(Required task):
Return each entry exactly, omitting nothing.

[Part of a data file]
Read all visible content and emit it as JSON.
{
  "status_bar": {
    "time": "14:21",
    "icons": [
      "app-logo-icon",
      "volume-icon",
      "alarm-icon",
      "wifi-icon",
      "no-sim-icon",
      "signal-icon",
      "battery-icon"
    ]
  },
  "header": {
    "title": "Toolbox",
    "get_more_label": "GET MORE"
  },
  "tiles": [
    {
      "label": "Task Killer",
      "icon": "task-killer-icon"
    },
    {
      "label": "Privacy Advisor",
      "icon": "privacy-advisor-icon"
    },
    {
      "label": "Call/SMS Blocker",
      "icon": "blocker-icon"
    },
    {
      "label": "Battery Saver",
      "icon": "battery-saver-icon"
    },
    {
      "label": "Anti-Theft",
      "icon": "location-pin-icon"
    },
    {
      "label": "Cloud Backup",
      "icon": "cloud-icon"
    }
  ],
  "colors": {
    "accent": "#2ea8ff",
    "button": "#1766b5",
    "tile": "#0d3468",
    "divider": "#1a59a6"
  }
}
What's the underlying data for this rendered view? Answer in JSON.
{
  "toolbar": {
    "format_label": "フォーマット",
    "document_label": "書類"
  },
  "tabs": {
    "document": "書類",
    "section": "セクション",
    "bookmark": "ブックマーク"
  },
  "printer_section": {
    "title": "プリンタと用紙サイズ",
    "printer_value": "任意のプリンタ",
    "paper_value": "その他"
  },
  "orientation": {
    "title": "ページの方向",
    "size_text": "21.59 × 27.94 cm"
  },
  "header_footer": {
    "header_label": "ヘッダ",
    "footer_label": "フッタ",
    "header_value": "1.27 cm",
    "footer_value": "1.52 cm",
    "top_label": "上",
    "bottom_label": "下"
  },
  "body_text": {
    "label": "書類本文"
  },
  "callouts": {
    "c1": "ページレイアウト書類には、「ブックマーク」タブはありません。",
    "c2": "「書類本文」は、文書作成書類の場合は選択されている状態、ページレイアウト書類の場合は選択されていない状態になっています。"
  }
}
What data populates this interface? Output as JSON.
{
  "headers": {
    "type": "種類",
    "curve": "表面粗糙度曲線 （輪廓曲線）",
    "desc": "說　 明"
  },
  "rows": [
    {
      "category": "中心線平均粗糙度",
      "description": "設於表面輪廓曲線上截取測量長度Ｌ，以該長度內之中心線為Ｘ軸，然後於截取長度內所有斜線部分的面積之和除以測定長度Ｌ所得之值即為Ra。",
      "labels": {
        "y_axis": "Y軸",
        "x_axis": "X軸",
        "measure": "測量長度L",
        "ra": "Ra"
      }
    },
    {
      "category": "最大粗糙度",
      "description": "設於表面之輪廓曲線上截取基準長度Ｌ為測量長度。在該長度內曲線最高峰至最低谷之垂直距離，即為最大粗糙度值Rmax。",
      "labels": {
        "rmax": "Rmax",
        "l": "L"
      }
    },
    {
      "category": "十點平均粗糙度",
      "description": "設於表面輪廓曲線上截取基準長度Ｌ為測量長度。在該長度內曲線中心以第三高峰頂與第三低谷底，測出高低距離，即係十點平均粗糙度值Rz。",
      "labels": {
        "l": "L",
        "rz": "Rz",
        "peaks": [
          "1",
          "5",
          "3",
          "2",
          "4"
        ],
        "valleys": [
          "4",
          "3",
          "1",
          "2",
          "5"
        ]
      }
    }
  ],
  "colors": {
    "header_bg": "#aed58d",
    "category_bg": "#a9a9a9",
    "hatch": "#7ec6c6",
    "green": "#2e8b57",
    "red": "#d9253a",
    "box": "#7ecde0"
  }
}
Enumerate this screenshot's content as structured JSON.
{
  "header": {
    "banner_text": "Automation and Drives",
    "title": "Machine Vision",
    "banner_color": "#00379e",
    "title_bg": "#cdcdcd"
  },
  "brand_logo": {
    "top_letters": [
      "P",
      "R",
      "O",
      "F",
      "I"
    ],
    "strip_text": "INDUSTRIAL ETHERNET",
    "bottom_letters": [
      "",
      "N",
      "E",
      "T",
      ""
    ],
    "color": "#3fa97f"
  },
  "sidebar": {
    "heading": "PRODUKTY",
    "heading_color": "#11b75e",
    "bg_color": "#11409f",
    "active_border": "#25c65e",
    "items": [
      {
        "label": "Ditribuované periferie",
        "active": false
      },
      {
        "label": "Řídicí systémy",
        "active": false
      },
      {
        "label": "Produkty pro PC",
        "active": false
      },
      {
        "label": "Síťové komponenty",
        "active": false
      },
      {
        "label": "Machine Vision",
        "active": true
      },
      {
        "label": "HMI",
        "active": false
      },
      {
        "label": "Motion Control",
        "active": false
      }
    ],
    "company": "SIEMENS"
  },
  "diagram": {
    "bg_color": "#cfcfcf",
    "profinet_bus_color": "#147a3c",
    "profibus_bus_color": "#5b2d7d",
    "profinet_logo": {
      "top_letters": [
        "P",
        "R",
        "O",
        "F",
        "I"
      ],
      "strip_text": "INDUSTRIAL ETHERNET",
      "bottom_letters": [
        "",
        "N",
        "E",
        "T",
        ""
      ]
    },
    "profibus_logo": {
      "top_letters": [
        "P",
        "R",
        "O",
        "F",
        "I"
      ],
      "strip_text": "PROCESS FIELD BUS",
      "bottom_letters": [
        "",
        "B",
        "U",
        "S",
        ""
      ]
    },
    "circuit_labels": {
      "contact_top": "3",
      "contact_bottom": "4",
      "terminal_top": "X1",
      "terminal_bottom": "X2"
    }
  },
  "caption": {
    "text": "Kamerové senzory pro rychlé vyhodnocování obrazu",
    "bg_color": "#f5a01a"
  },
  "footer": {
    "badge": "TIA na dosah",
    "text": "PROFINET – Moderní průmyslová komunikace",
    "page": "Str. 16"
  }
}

(Written response):
Read all visible content and emit it as JSON.
{
  "status_bar": {
    "time": "14:21",
    "icons": [
      "app-logo-icon",
      "volume-icon",
      "alarm-icon",
      "wifi-icon",
      "no-sim-icon",
      "signal-icon",
      "battery-icon"
    ]
  },
  "header": {
    "title": "Toolbox",
    "get_more_label": "GET MORE"
  },
  "tiles": [
    {
      "label": "Task Killer",
      "icon": "task-killer-icon"
    },
    {
      "label": "Privacy Advisor",
      "icon": "privacy-advisor-icon"
    },
    {
      "label": "Call/SMS Blocker",
      "icon": "blocker-icon"
    },
    {
      "label": "Battery Saver",
      "icon": "battery-saver-icon"
    },
    {
      "label": "Anti-Theft",
      "icon": "location-pin-icon"
    },
    {
      "label": "Cloud Backup",
      "icon": "cloud-icon"
    }
  ],
  "colors": {
    "accent": "#2ea8ff",
    "button": "#1766b5",
    "tile": "#0d3468",
    "divider": "#1a59a6"
  }
}
What's the underlying data for this rendered view? Answer in JSON.
{
  "toolbar": {
    "format_label": "フォーマット",
    "document_label": "書類"
  },
  "tabs": {
    "document": "書類",
    "section": "セクション",
    "bookmark": "ブックマーク"
  },
  "printer_section": {
    "title": "プリンタと用紙サイズ",
    "printer_value": "任意のプリンタ",
    "paper_value": "その他"
  },
  "orientation": {
    "title": "ページの方向",
    "size_text": "21.59 × 27.94 cm"
  },
  "header_footer": {
    "header_label": "ヘッダ",
    "footer_label": "フッタ",
    "header_value": "1.27 cm",
    "footer_value": "1.52 cm",
    "top_label": "上",
    "bottom_label": "下"
  },
  "body_text": {
    "label": "書類本文"
  },
  "callouts": {
    "c1": "ページレイアウト書類には、「ブックマーク」タブはありません。",
    "c2": "「書類本文」は、文書作成書類の場合は選択されている状態、ページレイアウト書類の場合は選択されていない状態になっています。"
  }
}
What data populates this interface? Output as JSON.
{
  "headers": {
    "type": "種類",
    "curve": "表面粗糙度曲線 （輪廓曲線）",
    "desc": "說　 明"
  },
  "rows": [
    {
      "category": "中心線平均粗糙度",
      "description": "設於表面輪廓曲線上截取測量長度Ｌ，以該長度內之中心線為Ｘ軸，然後於截取長度內所有斜線部分的面積之和除以測定長度Ｌ所得之值即為Ra。",
      "labels": {
        "y_axis": "Y軸",
        "x_axis": "X軸",
        "measure": "測量長度L",
        "ra": "Ra"
      }
    },
    {
      "category": "最大粗糙度",
      "description": "設於表面之輪廓曲線上截取基準長度Ｌ為測量長度。在該長度內曲線最高峰至最低谷之垂直距離，即為最大粗糙度值Rmax。",
      "labels": {
        "rmax": "Rmax",
        "l": "L"
      }
    },
    {
      "category": "十點平均粗糙度",
      "description": "設於表面輪廓曲線上截取基準長度Ｌ為測量長度。在該長度內曲線中心以第三高峰頂與第三低谷底，測出高低距離，即係十點平均粗糙度值Rz。",
      "labels": {
        "l": "L",
        "rz": "Rz",
        "peaks": [
          "1",
          "5",
          "3",
          "2",
          "4"
        ],
        "valleys": [
          "4",
          "3",
          "1",
          "2",
          "5"
        ]
      }
    }
  ],
  "colors": {
    "header_bg": "#aed58d",
    "category_bg": "#a9a9a9",
    "hatch": "#7ec6c6",
    "green": "#2e8b57",
    "red": "#d9253a",
    "box": "#7ecde0"
  }
}
Enumerate this screenshot's content as structured JSON.
{
  "header": {
    "banner_text": "Automation and Drives",
    "title": "Machine Vision",
    "banner_color": "#00379e",
    "title_bg": "#cdcdcd"
  },
  "brand_logo": {
    "top_letters": [
      "P",
      "R",
      "O",
      "F",
      "I"
    ],
    "strip_text": "INDUSTRIAL ETHERNET",
    "bottom_letters": [
      "",
      "N",
      "E",
      "T",
      ""
    ],
    "color": "#3fa97f"
  },
  "sidebar": {
    "heading": "PRODUKTY",
    "heading_color": "#11b75e",
    "bg_color": "#11409f",
    "active_border": "#25c65e",
    "items": [
      {
        "label": "Ditribuované periferie",
        "active": false
      },
      {
        "label": "Řídicí systémy",
        "active": false
      },
      {
        "label": "Produkty pro PC",
        "active": false
      },
      {
        "label": "Síťové komponenty",
        "active": false
      },
      {
        "label": "Machine Vision",
        "active": true
      },
      {
        "label": "HMI",
        "active": false
      },
      {
        "label": "Motion Control",
        "active": false
      }
    ],
    "company": "SIEMENS"
  },
  "diagram": {
    "bg_color": "#cfcfcf",
    "profinet_bus_color": "#147a3c",
    "profibus_bus_color": "#5b2d7d",
    "profinet_logo": {
      "top_letters": [
        "P",
        "R",
        "O",
        "F",
        "I"
      ],
      "strip_text": "INDUSTRIAL ETHERNET",
      "bottom_letters": [
        "",
        "N",
        "E",
        "T",
        ""
      ]
    },
    "profibus_logo": {
      "top_letters": [
        "P",
        "R",
        "O",
        "F",
        "I"
      ],
      "strip_text": "PROCESS FIELD BUS",
      "bottom_letters": [
        "",
        "B",
        "U",
        "S",
        ""
      ]
    },
    "circuit_labels": {
      "contact_top": "3",
      "contact_bottom": "4",
      "terminal_top": "X1",
      "terminal_bottom": "X2"
    }
  },
  "caption": {
    "text": "Kamerové senzory pro rychlé vyhodnocování obrazu",
    "bg_color": "#f5a01a"
  },
  "footer": {
    "badge": "TIA na dosah",
    "text": "PROFINET – Moderní průmyslová komunikace",
    "page": "Str. 16"
  }
}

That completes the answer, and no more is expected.